[begin Document extract]

Some modified algorithms have been developed, including ensemble EMD (EEMD), complete ensemble EMD with adaptive noise (CEEMDAN), and variational mode decomposition (VMD) [32] to address these limitations. VMD is a relatively new algorithm that decomposes a signal into distinctive amplitude and frequency adjusted sub-signals where together they reproduce the primary input signal [32]. This approach is entirely non-recursive, and the sub-signals are extracted simultaneously; it is proven that VMD outperforms the EMD algorithm in various areas such as signal analysis and damage detection.
Variational mode decomposition has been deployed in the real SHM by some researchers. For instance, Bagheri et al. [31] calculated damping ratios for each extracted modal response obtained from VMD. The mode shape vector was obtained for each decomposed structure mode, which was then practiced for damage identification in three specimens, including numerical, experiment, and field case studies. Xin et al. [33] established two damage indices relying on modal parameters obtained from VMD. An experimental and numerical assessment demonstrated the efficiency of the method for nonlinear to find the location and severity of nonlinear damage scenarios in the models. Das and Saha [34] investigated the impact of a heavy noise environment on a new hybrid algorithm using VMD along with frequency-domain decomposition (FDD). It was deducted that the hybrid method could detect damage location accurately for noises above 20%. A novel methodology is illustrated and assessed in the following sections on two experimental specimens with linear and nonlinear damage scenarios.
3 Case studies
In this section, two case studies used in this work are thoroughly explained and discussed.
3.1 Case study 1: linear damage
The first case study is a three-story metal frame with aluminum columns and floors, investigated in linear damage simulation [35]. A roller at the base supports the specimen and can move horizontally using a hydraulic jack. Piezoelectric single-axis accelerometers instrument each floor. Nine linear damage scenarios are imitated employing stiffness reduction of columns and replacement of a 1.2 kg mass. Hence, 50 signals are recorded for each status with a sample rate of 320 Hz. Therefore, 450 signals are acquired for all scenarios, as illustrated in Table 1. As depicted, there are nine statuses, including healthy condition (S1) showing the intact structures without any changes in components, two scenarios simulate the operational and environmental effects by changing mass of floors (S2 and S3), and six damage scenarios by changing the stiffness of columns (S4–S9).
Additionally, Fig. 1 presents sample recorded signals in different scenarios, where \(y_{1} (t)\), \(y_{2} (t)\), and \(y_{3} (t)\) represent the recorded data by sensor 1, sensor 2, and sensor 3, respectively. It is evident that the recorded responses for all damage scenarios follow a random pattern, and usage of time-domain data cannot discriminate damage status from healthy cases. Thus, there is a need to model output responses through signal processing techniques to find suitable features indicating variations in the signals.

[end Document extract]
[begin Dataset content]

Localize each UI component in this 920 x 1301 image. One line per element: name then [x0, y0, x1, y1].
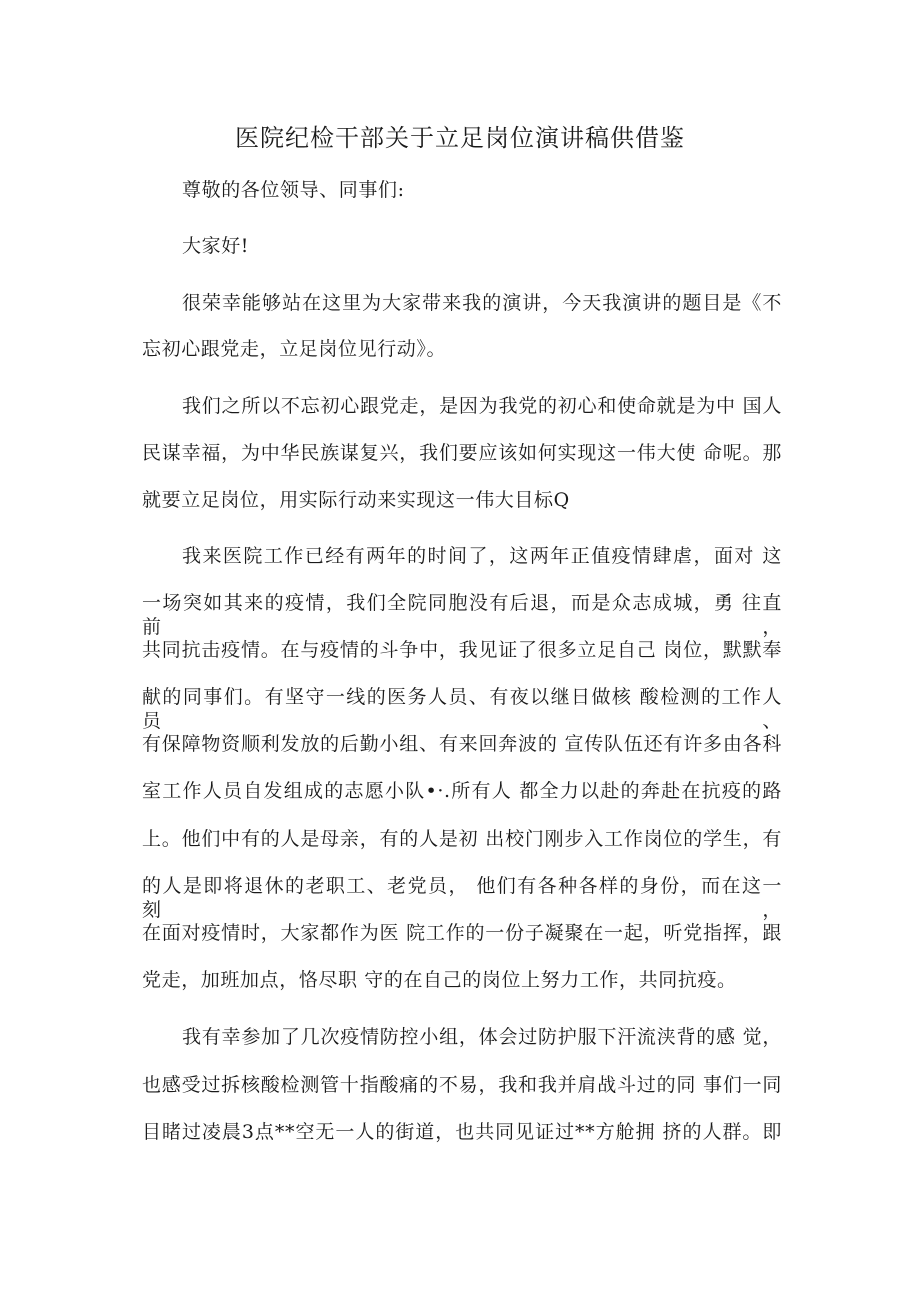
paragraph-3-line-6: 室工作人员自发组成的志愿小队•·.所有人 都全力以赴的奔赴在抗疫的路 — [142, 780, 782, 802]
paragraph-4-line-1: 我有幸参加了几次疫情防控小组，体会过防护服下汗流浃背的感 觉， — [182, 1026, 782, 1048]
paragraph-3-line-7: 上。他们中有的人是母亲，有的人是初 出校门刚步入工作岗位的学生，有 — [142, 828, 782, 850]
paragraph-3-line-9: 在面对疫情时，大家都作为医 院工作的一份子凝聚在一起，听党指挥，跟 — [142, 922, 782, 944]
paragraph-3-line-3: 共同抗击疫情。在与疫情的斗争中，我见证了很多立足自己 岗位，默默奉 — [142, 639, 782, 661]
paragraph-2-line-3: 就要立足岗位，用实际行动来实现这一伟大目标Q — [142, 489, 570, 511]
paragraph-2-line-2: 民谋幸福，为中华民族谋复兴，我们要应该如何实现这一伟大使 命呢。那 — [142, 442, 782, 464]
paragraph-3-line-2: 一场突如其来的疫情，我们全院同胞没有后退，而是众志成城，勇 往直前， — [142, 592, 782, 638]
paragraph-3-line-4: 献的同事们。有坚守一线的医务人员、有夜以继日做核 酸检测的工作人员、 — [142, 686, 782, 732]
document-title: 医院纪检干部关于立足岗位演讲稿供借鉴 — [235, 124, 685, 152]
paragraph-4-line-2: 也感受过拆核酸检测管十指酸痛的不易，我和我并肩战斗过的同 事们一同 — [142, 1074, 782, 1096]
paragraph-3-line-5: 有保障物资顺利发放的后勤小组、有来回奔波的 宣传队伍还有许多由各科 — [142, 733, 782, 755]
paragraph-1-line-2: 忘初心跟党走，立足岗位见行动》。 — [142, 338, 447, 360]
paragraph-3-line-8: 的人是即将退休的老职工、老党员， 他们有各种各样的身份，而在这一刻， — [142, 875, 782, 921]
paragraph-3-line-1: 我来医院工作已经有两年的时间了，这两年正值疫情肆虐，面对 这 — [182, 545, 782, 567]
hello-line: 大家好! — [182, 235, 250, 257]
paragraph-1-line-1: 很荣幸能够站在这里为大家带来我的演讲，今天我演讲的题目是《不 — [182, 292, 782, 314]
paragraph-2-line-1: 我们之所以不忘初心跟党走，是因为我党的初心和使命就是为中 国人 — [182, 395, 782, 417]
paragraph-4-line-3: 目睹过凌晨3点**空无一人的街道，也共同见证过**方舱拥 挤的人群。即 — [142, 1121, 782, 1143]
greeting-line: 尊敬的各位领导、同事们: — [182, 179, 405, 201]
paragraph-3-line-10: 党走，加班加点，恪尽职 守的在自己的岗位上努力工作，共同抗疫。 — [142, 969, 737, 991]
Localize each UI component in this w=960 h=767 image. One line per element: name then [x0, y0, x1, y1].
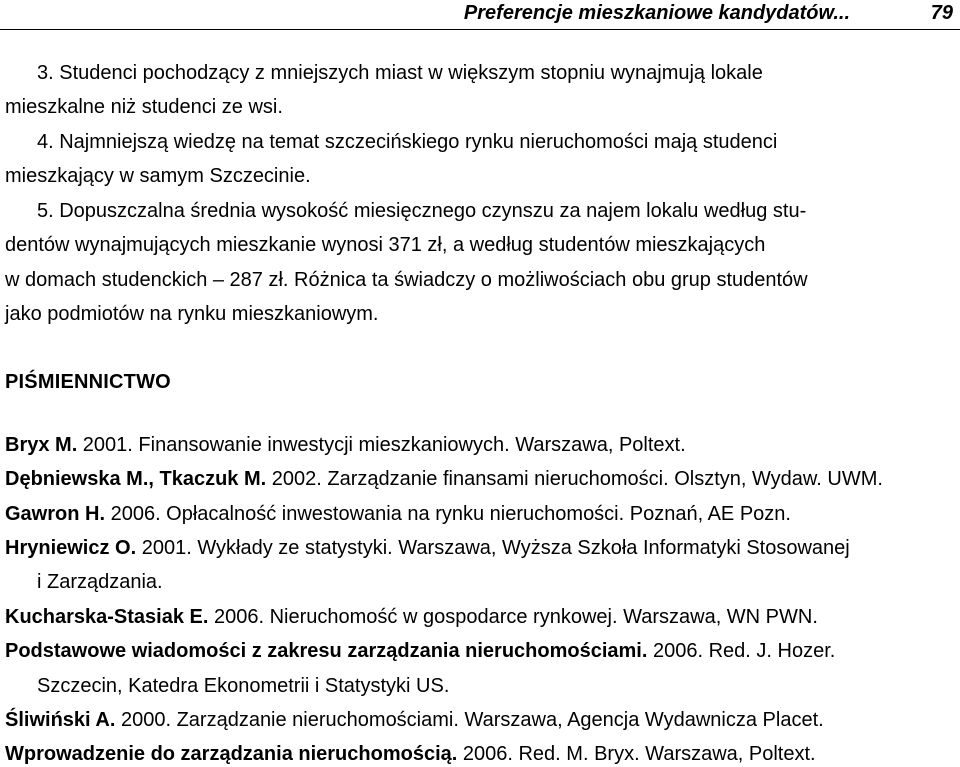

[end Dataset content]

Tasks to perform:
**A)** In the passage on variational mode decomposition for damage detection, at what sample rate were the signals recorded in the first case study?
**B)** Please extend the passage on variational mode decomposition for damage detection, picking up after its final sentence.

Expected responses:
**A)** 320 Hz

**B)**
3.2 Case study 2: nonlinear damage
This case is the adjusted model of the first case study and is used for studying the impact of nonlinear damage. The sampling rate is the same as the linear model and is set to 322.58 Hz with 8192 data points for each record. Ten measurements are recorded for each state. Likewise, in the initial specimen, this frame also glides on rails that enable a transmission in one direction with the aid of an actuator. Four accelerometers with a sensitivity of 1000 mV/g are attached on the opposite side of the shaker at the center of the floors; thus, they do not help determine the specimen’s torsion models.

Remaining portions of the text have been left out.